[start DATA FOR THIS EXERCISE]

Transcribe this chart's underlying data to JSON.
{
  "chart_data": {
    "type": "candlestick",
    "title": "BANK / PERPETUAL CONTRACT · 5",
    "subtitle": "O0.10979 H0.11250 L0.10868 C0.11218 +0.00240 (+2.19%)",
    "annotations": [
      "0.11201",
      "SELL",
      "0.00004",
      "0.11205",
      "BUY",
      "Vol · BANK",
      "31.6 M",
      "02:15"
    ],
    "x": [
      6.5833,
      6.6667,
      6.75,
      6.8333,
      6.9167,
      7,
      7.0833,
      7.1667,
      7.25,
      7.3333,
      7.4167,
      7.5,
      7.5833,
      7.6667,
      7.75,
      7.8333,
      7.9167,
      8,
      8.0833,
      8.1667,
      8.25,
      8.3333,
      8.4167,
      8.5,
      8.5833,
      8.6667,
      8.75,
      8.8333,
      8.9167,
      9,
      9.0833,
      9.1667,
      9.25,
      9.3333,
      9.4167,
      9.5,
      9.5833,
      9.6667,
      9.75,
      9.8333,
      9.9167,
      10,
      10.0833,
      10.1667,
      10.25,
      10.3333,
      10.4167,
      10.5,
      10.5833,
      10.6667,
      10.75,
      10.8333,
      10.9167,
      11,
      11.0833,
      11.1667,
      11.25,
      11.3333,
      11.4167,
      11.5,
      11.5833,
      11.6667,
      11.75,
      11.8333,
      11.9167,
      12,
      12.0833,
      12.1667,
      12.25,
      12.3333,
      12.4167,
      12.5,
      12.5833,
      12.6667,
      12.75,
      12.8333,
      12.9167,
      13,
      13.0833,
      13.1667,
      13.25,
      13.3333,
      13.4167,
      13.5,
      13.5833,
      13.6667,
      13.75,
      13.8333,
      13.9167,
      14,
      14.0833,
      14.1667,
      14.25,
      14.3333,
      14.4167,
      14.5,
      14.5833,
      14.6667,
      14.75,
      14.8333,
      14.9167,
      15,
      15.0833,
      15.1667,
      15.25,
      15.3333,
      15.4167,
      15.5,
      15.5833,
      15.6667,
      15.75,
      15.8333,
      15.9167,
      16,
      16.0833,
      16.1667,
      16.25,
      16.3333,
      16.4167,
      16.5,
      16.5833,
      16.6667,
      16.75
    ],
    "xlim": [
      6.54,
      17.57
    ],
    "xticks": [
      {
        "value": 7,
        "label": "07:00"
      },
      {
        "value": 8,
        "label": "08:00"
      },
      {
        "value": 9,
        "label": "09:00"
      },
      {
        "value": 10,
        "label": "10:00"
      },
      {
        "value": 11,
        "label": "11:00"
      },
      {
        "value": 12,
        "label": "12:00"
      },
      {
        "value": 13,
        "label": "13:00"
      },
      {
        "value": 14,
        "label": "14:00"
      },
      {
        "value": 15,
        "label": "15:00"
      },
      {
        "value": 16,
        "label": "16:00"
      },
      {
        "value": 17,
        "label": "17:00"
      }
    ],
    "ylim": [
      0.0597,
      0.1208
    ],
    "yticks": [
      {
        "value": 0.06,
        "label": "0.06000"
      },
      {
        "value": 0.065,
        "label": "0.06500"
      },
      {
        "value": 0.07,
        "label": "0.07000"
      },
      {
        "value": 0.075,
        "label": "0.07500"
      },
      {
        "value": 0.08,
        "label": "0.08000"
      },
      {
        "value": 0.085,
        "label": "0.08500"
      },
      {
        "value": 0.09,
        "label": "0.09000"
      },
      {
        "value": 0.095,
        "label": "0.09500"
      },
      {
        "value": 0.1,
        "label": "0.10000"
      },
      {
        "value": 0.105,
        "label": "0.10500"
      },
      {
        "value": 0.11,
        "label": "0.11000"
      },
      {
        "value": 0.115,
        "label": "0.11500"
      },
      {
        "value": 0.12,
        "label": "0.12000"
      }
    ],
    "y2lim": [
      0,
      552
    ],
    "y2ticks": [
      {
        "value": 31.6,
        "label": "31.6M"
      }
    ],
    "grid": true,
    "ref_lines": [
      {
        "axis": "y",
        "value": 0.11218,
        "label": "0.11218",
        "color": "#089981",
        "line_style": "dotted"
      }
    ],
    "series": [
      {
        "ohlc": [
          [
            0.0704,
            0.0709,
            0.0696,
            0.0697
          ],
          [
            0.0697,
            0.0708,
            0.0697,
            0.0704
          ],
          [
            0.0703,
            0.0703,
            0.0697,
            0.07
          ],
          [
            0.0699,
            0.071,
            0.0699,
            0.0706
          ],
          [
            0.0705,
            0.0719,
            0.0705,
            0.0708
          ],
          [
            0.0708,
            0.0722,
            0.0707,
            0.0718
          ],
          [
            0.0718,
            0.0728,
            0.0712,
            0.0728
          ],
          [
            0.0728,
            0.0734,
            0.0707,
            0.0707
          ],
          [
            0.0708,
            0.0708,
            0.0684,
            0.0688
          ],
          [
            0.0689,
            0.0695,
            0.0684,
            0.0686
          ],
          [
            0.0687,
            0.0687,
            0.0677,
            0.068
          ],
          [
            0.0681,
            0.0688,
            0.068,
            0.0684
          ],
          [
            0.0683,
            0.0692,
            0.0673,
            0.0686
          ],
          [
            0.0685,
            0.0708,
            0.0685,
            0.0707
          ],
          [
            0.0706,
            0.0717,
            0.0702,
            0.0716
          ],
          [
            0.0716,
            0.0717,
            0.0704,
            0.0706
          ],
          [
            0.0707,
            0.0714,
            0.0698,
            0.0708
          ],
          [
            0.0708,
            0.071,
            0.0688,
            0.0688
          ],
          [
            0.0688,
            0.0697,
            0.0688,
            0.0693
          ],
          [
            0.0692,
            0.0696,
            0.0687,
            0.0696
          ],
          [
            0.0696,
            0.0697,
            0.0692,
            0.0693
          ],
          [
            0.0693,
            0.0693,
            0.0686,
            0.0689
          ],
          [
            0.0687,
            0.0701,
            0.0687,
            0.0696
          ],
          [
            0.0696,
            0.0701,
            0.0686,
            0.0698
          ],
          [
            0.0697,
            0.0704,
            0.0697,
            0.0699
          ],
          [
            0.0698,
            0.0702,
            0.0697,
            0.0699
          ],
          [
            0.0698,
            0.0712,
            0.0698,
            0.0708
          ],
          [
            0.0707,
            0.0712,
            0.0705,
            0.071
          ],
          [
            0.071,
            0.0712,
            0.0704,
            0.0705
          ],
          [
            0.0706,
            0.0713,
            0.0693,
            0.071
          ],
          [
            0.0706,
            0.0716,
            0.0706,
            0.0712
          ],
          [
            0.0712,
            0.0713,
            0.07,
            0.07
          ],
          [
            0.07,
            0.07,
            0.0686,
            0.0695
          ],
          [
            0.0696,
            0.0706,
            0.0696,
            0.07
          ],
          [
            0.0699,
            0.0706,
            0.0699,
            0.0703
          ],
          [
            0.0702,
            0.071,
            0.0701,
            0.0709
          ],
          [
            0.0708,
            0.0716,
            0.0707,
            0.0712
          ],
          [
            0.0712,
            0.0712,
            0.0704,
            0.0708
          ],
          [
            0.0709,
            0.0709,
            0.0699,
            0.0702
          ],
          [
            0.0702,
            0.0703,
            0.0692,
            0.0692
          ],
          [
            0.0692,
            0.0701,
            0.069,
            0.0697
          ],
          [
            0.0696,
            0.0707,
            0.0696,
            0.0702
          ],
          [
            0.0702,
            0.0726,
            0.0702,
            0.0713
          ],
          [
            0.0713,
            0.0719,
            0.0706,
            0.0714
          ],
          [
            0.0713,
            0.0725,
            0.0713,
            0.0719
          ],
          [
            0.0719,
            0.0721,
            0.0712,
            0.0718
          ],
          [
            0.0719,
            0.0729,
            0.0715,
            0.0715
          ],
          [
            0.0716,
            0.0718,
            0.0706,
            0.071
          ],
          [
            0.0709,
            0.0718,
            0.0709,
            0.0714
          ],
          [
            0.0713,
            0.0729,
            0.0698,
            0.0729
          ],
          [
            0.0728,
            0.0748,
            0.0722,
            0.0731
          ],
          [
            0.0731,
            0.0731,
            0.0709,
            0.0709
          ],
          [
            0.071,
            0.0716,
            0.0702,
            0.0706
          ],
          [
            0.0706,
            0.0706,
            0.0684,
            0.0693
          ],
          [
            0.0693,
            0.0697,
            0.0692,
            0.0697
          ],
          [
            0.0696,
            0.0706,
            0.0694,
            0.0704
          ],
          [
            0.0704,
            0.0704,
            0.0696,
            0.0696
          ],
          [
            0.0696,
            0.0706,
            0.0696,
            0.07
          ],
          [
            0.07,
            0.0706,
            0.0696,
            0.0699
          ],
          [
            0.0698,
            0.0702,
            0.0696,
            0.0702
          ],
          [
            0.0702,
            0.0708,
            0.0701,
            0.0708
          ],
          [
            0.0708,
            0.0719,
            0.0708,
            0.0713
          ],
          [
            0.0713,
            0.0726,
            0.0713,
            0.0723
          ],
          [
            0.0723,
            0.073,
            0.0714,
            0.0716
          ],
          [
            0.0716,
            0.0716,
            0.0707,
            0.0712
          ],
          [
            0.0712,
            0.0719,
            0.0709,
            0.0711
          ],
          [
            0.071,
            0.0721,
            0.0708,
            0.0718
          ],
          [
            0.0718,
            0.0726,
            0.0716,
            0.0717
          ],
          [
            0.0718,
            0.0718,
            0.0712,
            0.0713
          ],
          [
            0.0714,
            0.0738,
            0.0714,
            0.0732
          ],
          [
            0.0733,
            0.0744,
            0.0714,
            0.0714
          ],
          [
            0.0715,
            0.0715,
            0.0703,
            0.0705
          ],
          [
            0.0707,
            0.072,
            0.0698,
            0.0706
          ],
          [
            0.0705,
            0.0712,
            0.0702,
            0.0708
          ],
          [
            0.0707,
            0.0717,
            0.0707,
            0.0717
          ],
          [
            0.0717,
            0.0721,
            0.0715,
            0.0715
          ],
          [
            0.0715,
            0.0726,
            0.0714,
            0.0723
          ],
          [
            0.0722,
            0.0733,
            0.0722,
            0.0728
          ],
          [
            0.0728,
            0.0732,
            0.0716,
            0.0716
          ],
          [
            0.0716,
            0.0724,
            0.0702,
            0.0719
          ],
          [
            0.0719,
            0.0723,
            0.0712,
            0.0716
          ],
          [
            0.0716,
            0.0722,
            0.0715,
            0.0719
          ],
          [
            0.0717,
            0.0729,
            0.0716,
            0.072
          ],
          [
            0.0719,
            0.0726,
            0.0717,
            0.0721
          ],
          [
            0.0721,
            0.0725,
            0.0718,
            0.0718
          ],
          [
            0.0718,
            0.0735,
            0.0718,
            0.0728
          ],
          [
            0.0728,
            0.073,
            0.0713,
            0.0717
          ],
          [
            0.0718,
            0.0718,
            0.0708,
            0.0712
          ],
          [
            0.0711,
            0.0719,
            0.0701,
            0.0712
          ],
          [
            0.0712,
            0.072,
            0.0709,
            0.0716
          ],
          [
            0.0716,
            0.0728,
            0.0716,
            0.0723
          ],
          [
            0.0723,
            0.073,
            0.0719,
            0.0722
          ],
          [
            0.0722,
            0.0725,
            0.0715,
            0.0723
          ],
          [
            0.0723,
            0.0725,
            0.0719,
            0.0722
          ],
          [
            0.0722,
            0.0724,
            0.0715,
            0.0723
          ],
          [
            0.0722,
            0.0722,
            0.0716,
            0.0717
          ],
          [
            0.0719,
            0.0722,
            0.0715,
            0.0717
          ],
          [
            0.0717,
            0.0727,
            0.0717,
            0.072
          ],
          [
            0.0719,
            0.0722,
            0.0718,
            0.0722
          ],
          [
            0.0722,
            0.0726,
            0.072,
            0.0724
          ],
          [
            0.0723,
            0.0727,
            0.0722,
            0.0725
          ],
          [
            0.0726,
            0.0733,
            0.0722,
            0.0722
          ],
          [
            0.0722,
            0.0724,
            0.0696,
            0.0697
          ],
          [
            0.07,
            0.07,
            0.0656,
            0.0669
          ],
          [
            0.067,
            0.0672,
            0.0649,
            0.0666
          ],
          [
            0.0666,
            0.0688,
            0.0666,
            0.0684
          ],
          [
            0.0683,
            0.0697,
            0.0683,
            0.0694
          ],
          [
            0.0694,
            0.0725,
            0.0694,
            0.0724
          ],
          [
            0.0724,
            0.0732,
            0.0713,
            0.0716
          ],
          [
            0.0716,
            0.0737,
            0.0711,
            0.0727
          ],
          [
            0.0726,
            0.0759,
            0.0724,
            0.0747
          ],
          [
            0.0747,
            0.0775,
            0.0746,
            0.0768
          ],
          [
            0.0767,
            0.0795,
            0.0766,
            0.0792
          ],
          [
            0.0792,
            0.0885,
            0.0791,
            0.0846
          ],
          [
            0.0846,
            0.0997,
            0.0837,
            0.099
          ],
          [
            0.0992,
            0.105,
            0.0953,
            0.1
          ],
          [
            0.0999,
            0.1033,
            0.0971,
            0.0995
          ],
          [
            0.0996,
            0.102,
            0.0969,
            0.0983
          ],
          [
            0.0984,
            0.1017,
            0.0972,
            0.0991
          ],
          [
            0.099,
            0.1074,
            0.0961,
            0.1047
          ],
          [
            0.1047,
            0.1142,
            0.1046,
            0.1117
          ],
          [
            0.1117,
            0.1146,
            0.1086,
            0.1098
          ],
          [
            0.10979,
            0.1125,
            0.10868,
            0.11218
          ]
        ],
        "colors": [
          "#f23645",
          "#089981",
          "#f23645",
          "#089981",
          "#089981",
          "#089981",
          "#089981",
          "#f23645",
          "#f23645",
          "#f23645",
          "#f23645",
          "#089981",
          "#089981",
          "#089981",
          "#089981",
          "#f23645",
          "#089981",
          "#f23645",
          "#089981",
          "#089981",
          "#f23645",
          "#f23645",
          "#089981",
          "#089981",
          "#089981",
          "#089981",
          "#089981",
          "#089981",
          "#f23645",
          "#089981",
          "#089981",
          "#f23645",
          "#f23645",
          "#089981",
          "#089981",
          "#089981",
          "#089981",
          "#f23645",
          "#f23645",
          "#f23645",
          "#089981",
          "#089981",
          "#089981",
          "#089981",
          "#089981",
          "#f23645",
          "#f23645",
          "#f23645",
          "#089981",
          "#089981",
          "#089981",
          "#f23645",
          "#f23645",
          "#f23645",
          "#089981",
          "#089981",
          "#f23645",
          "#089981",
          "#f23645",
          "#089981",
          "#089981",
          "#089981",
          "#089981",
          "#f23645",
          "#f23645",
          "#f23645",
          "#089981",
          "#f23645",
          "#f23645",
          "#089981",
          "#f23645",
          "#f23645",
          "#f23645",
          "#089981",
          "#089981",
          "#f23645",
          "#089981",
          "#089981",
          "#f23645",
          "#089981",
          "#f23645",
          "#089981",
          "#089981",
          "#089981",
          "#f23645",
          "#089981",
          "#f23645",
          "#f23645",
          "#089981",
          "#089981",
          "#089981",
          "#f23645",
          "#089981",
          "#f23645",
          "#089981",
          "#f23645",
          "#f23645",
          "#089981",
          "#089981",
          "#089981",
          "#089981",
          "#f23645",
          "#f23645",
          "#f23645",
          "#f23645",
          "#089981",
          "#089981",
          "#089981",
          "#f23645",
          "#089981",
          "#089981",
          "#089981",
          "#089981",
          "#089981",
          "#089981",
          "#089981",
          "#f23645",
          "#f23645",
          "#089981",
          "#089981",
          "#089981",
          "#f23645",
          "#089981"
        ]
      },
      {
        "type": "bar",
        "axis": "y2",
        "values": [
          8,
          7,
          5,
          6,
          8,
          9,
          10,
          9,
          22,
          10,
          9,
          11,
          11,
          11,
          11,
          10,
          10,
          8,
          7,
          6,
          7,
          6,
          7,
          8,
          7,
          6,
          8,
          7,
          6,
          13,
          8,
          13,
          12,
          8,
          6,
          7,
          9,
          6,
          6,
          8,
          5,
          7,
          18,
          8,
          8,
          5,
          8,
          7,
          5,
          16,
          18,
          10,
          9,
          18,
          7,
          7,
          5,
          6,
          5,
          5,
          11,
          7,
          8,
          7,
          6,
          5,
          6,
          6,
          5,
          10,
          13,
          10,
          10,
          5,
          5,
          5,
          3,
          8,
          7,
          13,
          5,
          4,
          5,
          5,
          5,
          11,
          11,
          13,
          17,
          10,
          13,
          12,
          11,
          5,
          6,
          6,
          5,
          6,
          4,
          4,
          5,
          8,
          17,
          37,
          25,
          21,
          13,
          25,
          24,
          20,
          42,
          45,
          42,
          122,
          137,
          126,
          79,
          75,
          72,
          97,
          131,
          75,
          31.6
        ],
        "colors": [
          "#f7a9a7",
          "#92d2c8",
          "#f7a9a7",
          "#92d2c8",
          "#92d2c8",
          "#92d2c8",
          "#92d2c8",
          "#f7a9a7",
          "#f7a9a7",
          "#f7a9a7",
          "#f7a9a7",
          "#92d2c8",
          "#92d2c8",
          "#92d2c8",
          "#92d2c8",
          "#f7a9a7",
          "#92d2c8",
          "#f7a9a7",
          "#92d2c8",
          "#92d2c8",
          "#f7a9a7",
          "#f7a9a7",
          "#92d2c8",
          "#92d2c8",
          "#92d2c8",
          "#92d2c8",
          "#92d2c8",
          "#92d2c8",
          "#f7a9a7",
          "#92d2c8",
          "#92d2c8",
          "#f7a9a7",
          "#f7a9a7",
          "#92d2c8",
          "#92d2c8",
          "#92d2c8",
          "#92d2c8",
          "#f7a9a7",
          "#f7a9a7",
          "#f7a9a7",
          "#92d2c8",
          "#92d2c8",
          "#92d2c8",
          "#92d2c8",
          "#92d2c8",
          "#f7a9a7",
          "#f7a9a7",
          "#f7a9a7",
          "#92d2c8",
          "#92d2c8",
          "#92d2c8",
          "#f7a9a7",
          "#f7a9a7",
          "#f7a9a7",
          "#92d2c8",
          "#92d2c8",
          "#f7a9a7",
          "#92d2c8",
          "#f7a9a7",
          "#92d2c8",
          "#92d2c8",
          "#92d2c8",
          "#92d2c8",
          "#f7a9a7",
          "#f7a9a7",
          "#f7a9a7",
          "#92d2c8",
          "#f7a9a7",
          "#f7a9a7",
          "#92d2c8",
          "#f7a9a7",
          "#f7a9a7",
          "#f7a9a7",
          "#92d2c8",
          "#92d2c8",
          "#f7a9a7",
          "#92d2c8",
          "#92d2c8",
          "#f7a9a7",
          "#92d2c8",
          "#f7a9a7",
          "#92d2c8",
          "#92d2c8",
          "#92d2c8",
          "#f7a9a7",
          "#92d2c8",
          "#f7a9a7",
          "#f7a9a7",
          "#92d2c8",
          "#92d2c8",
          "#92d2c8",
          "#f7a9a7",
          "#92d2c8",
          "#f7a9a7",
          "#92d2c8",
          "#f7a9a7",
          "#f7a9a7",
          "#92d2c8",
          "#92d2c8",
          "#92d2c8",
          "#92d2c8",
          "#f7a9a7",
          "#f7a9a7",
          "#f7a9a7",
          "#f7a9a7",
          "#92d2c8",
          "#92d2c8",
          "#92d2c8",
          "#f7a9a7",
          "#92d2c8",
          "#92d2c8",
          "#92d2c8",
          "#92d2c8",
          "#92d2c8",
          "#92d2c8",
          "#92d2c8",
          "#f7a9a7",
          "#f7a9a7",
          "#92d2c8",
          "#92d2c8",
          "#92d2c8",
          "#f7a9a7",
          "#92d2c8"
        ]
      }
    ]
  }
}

[end DATA FOR THIS EXERCISE]

- REQUIRED TASK
Look through the material and copy each line that has "BANK".

- THE RESULT
    "title": "BANK / PERPETUAL CONTRACT · 5",
      "Vol · BANK",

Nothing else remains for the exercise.